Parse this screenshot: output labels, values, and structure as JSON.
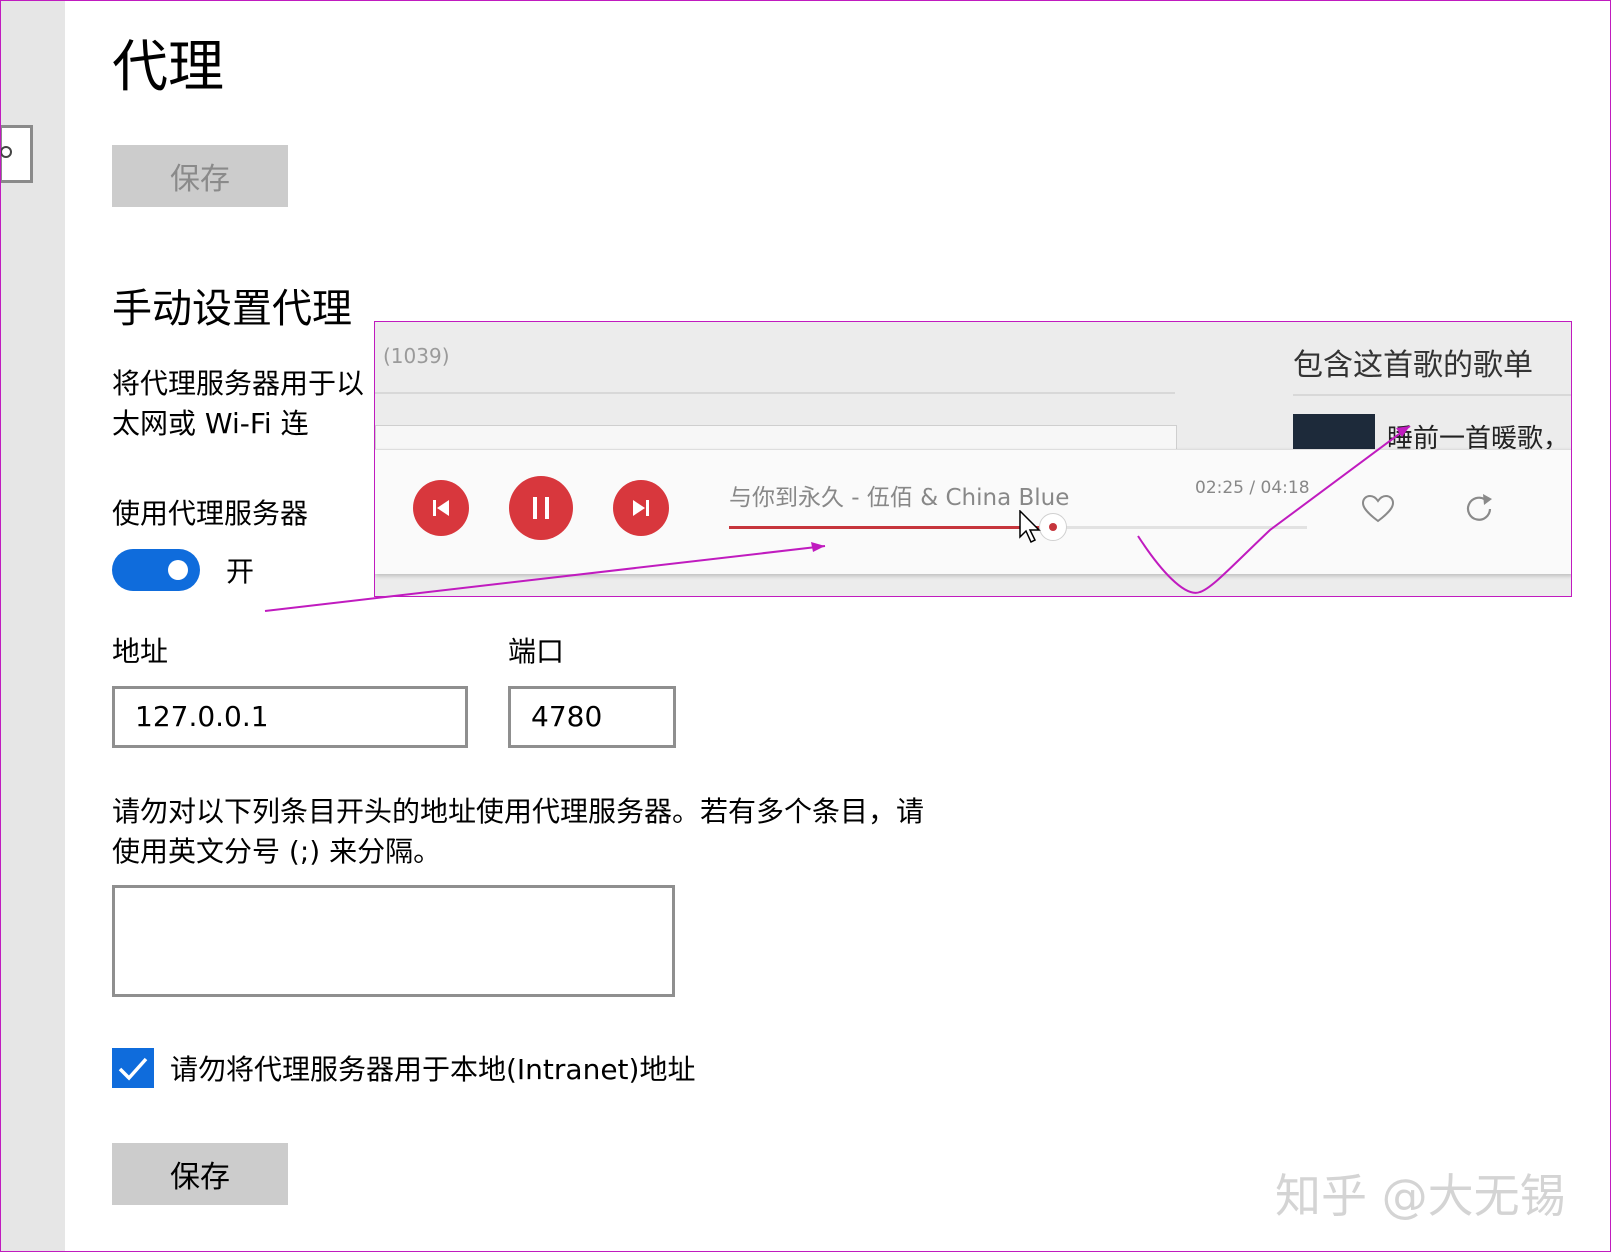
{
  "page": {
    "title": "代理",
    "save_top_label": "保存",
    "manual_heading": "手动设置代理",
    "manual_desc": "将代理服务器用于以太网或 Wi-Fi 连接。",
    "use_proxy_label": "使用代理服务器",
    "toggle_state_label": "开",
    "toggle_on": true,
    "address_label": "地址",
    "address_value": "127.0.0.1",
    "port_label": "端口",
    "port_value": "4780",
    "exceptions_desc_line1": "请勿对以下列条目开头的地址使用代理服务器。若有多个条目，请",
    "exceptions_desc_line2": "使用英文分号 (;) 来分隔。",
    "exceptions_value": "",
    "local_checkbox_label": "请勿将代理服务器用于本地(Intranet)地址",
    "local_checkbox_checked": true,
    "save_bottom_label": "保存"
  },
  "player": {
    "comment_count": "(1039)",
    "playlist_title": "包含这首歌的歌单",
    "playlist_item": "睡前一首暖歌，",
    "song_title": "与你到永久",
    "song_sep": " - ",
    "song_artist": "伍佰 & China Blue",
    "time_current": "02:25",
    "time_sep": " / ",
    "time_total": "04:18",
    "progress": 0.56,
    "accent_color": "#d8373d",
    "icons": [
      "prev-icon",
      "pause-icon",
      "next-icon",
      "heart-icon",
      "loop-icon"
    ]
  },
  "watermark": "知乎 @大无锡",
  "colors": {
    "toggle_blue": "#0f6cdc",
    "annotation_magenta": "#c01bbf",
    "button_gray": "#cccccc"
  }
}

***

> _Given request_
Set down all the data again exactly as above, pictures excluded.

> _Task output_
Parse this screenshot: output labels, values, and structure as JSON.
{
  "page": {
    "title": "代理",
    "save_top_label": "保存",
    "manual_heading": "手动设置代理",
    "manual_desc": "将代理服务器用于以太网或 Wi-Fi 连接。",
    "use_proxy_label": "使用代理服务器",
    "toggle_state_label": "开",
    "toggle_on": true,
    "address_label": "地址",
    "address_value": "127.0.0.1",
    "port_label": "端口",
    "port_value": "4780",
    "exceptions_desc_line1": "请勿对以下列条目开头的地址使用代理服务器。若有多个条目，请",
    "exceptions_desc_line2": "使用英文分号 (;) 来分隔。",
    "exceptions_value": "",
    "local_checkbox_label": "请勿将代理服务器用于本地(Intranet)地址",
    "local_checkbox_checked": true,
    "save_bottom_label": "保存"
  },
  "player": {
    "comment_count": "(1039)",
    "playlist_title": "包含这首歌的歌单",
    "playlist_item": "睡前一首暖歌，",
    "song_title": "与你到永久",
    "song_sep": " - ",
    "song_artist": "伍佰 & China Blue",
    "time_current": "02:25",
    "time_sep": " / ",
    "time_total": "04:18",
    "progress": 0.56,
    "accent_color": "#d8373d",
    "icons": [
      "prev-icon",
      "pause-icon",
      "next-icon",
      "heart-icon",
      "loop-icon"
    ]
  },
  "watermark": "知乎 @大无锡",
  "colors": {
    "toggle_blue": "#0f6cdc",
    "annotation_magenta": "#c01bbf",
    "button_gray": "#cccccc"
  }
}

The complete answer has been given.